## Begin Rows

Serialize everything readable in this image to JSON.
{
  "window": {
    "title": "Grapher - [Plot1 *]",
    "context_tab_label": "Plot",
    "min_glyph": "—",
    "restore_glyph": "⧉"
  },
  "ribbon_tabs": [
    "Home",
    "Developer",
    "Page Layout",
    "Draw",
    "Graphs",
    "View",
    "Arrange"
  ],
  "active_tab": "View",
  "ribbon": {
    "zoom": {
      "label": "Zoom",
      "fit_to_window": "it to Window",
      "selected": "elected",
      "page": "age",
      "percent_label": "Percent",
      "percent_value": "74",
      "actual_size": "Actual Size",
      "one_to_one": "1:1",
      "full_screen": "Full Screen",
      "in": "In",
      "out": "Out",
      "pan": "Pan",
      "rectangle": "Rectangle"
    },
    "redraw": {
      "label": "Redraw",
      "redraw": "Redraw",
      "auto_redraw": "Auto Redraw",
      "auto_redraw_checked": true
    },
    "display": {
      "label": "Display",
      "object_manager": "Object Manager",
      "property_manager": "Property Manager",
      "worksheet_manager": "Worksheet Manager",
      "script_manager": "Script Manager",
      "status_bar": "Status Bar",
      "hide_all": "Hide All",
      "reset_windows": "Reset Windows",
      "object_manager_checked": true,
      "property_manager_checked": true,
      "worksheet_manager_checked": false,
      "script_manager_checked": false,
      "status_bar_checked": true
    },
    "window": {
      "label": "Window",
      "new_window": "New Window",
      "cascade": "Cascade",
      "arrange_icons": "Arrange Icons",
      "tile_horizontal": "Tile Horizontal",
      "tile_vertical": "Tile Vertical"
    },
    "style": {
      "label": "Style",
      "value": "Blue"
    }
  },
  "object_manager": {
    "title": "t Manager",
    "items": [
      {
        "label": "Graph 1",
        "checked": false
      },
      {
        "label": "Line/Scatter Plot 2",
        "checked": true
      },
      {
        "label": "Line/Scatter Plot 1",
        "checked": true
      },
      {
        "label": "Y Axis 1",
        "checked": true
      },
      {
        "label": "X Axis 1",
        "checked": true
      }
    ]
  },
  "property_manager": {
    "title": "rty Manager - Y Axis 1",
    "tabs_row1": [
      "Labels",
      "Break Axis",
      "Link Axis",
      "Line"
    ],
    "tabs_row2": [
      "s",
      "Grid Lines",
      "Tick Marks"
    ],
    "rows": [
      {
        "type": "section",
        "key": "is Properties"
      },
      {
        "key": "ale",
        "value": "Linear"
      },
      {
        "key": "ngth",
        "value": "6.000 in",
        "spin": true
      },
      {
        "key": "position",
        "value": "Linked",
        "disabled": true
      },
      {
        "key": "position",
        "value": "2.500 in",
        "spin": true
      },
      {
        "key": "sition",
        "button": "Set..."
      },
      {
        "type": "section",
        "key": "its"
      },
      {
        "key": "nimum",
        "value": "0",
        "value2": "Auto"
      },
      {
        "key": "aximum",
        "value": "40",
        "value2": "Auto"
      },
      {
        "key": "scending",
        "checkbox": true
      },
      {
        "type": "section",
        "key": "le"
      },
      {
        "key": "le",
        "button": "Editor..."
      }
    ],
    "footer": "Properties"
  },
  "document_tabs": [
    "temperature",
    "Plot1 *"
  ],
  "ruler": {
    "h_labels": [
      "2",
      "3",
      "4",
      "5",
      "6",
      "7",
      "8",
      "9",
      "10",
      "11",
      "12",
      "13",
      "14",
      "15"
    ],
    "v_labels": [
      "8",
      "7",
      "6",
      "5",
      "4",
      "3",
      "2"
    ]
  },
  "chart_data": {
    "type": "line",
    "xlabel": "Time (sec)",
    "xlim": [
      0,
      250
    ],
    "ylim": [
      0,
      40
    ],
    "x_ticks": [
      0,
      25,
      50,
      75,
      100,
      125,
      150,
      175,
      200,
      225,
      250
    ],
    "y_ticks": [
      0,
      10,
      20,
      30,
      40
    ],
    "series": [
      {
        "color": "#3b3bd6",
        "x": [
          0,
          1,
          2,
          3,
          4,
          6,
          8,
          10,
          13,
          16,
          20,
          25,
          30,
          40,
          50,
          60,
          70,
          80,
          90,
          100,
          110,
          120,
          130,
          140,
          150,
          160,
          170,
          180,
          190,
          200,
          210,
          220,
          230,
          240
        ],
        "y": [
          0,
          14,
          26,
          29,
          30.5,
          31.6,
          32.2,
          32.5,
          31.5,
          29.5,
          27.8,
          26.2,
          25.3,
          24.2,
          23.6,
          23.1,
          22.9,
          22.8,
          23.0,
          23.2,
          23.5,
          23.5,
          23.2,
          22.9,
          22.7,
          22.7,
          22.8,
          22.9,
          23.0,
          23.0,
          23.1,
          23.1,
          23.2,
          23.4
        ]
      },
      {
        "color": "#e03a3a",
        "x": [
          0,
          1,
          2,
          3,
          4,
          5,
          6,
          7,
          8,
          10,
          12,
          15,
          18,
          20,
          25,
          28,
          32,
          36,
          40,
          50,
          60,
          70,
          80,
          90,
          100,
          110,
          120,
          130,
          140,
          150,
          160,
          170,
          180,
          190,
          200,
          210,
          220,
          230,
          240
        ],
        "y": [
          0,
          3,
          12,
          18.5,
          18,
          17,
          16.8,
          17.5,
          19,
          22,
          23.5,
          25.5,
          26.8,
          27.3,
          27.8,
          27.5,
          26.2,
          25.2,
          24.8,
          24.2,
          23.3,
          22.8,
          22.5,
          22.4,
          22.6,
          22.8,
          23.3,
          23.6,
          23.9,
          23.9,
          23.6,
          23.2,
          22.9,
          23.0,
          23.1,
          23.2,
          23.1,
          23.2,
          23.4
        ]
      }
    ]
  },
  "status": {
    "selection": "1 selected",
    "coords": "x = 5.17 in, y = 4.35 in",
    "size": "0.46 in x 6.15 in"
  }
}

## End Rows

Give an exact copy of all the data shown above.

Serialize everything readable in this image to JSON.
{
  "window": {
    "title": "Grapher - [Plot1 *]",
    "context_tab_label": "Plot",
    "min_glyph": "—",
    "restore_glyph": "⧉"
  },
  "ribbon_tabs": [
    "Home",
    "Developer",
    "Page Layout",
    "Draw",
    "Graphs",
    "View",
    "Arrange"
  ],
  "active_tab": "View",
  "ribbon": {
    "zoom": {
      "label": "Zoom",
      "fit_to_window": "it to Window",
      "selected": "elected",
      "page": "age",
      "percent_label": "Percent",
      "percent_value": "74",
      "actual_size": "Actual Size",
      "one_to_one": "1:1",
      "full_screen": "Full Screen",
      "in": "In",
      "out": "Out",
      "pan": "Pan",
      "rectangle": "Rectangle"
    },
    "redraw": {
      "label": "Redraw",
      "redraw": "Redraw",
      "auto_redraw": "Auto Redraw",
      "auto_redraw_checked": true
    },
    "display": {
      "label": "Display",
      "object_manager": "Object Manager",
      "property_manager": "Property Manager",
      "worksheet_manager": "Worksheet Manager",
      "script_manager": "Script Manager",
      "status_bar": "Status Bar",
      "hide_all": "Hide All",
      "reset_windows": "Reset Windows",
      "object_manager_checked": true,
      "property_manager_checked": true,
      "worksheet_manager_checked": false,
      "script_manager_checked": false,
      "status_bar_checked": true
    },
    "window": {
      "label": "Window",
      "new_window": "New Window",
      "cascade": "Cascade",
      "arrange_icons": "Arrange Icons",
      "tile_horizontal": "Tile Horizontal",
      "tile_vertical": "Tile Vertical"
    },
    "style": {
      "label": "Style",
      "value": "Blue"
    }
  },
  "object_manager": {
    "title": "t Manager",
    "items": [
      {
        "label": "Graph 1",
        "checked": false
      },
      {
        "label": "Line/Scatter Plot 2",
        "checked": true
      },
      {
        "label": "Line/Scatter Plot 1",
        "checked": true
      },
      {
        "label": "Y Axis 1",
        "checked": true
      },
      {
        "label": "X Axis 1",
        "checked": true
      }
    ]
  },
  "property_manager": {
    "title": "rty Manager - Y Axis 1",
    "tabs_row1": [
      "Labels",
      "Break Axis",
      "Link Axis",
      "Line"
    ],
    "tabs_row2": [
      "s",
      "Grid Lines",
      "Tick Marks"
    ],
    "rows": [
      {
        "type": "section",
        "key": "is Properties"
      },
      {
        "key": "ale",
        "value": "Linear"
      },
      {
        "key": "ngth",
        "value": "6.000 in",
        "spin": true
      },
      {
        "key": "position",
        "value": "Linked",
        "disabled": true
      },
      {
        "key": "position",
        "value": "2.500 in",
        "spin": true
      },
      {
        "key": "sition",
        "button": "Set..."
      },
      {
        "type": "section",
        "key": "its"
      },
      {
        "key": "nimum",
        "value": "0",
        "value2": "Auto"
      },
      {
        "key": "aximum",
        "value": "40",
        "value2": "Auto"
      },
      {
        "key": "scending",
        "checkbox": true
      },
      {
        "type": "section",
        "key": "le"
      },
      {
        "key": "le",
        "button": "Editor..."
      }
    ],
    "footer": "Properties"
  },
  "document_tabs": [
    "temperature",
    "Plot1 *"
  ],
  "ruler": {
    "h_labels": [
      "2",
      "3",
      "4",
      "5",
      "6",
      "7",
      "8",
      "9",
      "10",
      "11",
      "12",
      "13",
      "14",
      "15"
    ],
    "v_labels": [
      "8",
      "7",
      "6",
      "5",
      "4",
      "3",
      "2"
    ]
  },
  "chart_data": {
    "type": "line",
    "xlabel": "Time (sec)",
    "xlim": [
      0,
      250
    ],
    "ylim": [
      0,
      40
    ],
    "x_ticks": [
      0,
      25,
      50,
      75,
      100,
      125,
      150,
      175,
      200,
      225,
      250
    ],
    "y_ticks": [
      0,
      10,
      20,
      30,
      40
    ],
    "series": [
      {
        "color": "#3b3bd6",
        "x": [
          0,
          1,
          2,
          3,
          4,
          6,
          8,
          10,
          13,
          16,
          20,
          25,
          30,
          40,
          50,
          60,
          70,
          80,
          90,
          100,
          110,
          120,
          130,
          140,
          150,
          160,
          170,
          180,
          190,
          200,
          210,
          220,
          230,
          240
        ],
        "y": [
          0,
          14,
          26,
          29,
          30.5,
          31.6,
          32.2,
          32.5,
          31.5,
          29.5,
          27.8,
          26.2,
          25.3,
          24.2,
          23.6,
          23.1,
          22.9,
          22.8,
          23.0,
          23.2,
          23.5,
          23.5,
          23.2,
          22.9,
          22.7,
          22.7,
          22.8,
          22.9,
          23.0,
          23.0,
          23.1,
          23.1,
          23.2,
          23.4
        ]
      },
      {
        "color": "#e03a3a",
        "x": [
          0,
          1,
          2,
          3,
          4,
          5,
          6,
          7,
          8,
          10,
          12,
          15,
          18,
          20,
          25,
          28,
          32,
          36,
          40,
          50,
          60,
          70,
          80,
          90,
          100,
          110,
          120,
          130,
          140,
          150,
          160,
          170,
          180,
          190,
          200,
          210,
          220,
          230,
          240
        ],
        "y": [
          0,
          3,
          12,
          18.5,
          18,
          17,
          16.8,
          17.5,
          19,
          22,
          23.5,
          25.5,
          26.8,
          27.3,
          27.8,
          27.5,
          26.2,
          25.2,
          24.8,
          24.2,
          23.3,
          22.8,
          22.5,
          22.4,
          22.6,
          22.8,
          23.3,
          23.6,
          23.9,
          23.9,
          23.6,
          23.2,
          22.9,
          23.0,
          23.1,
          23.2,
          23.1,
          23.2,
          23.4
        ]
      }
    ]
  },
  "status": {
    "selection": "1 selected",
    "coords": "x = 5.17 in, y = 4.35 in",
    "size": "0.46 in x 6.15 in"
  }
}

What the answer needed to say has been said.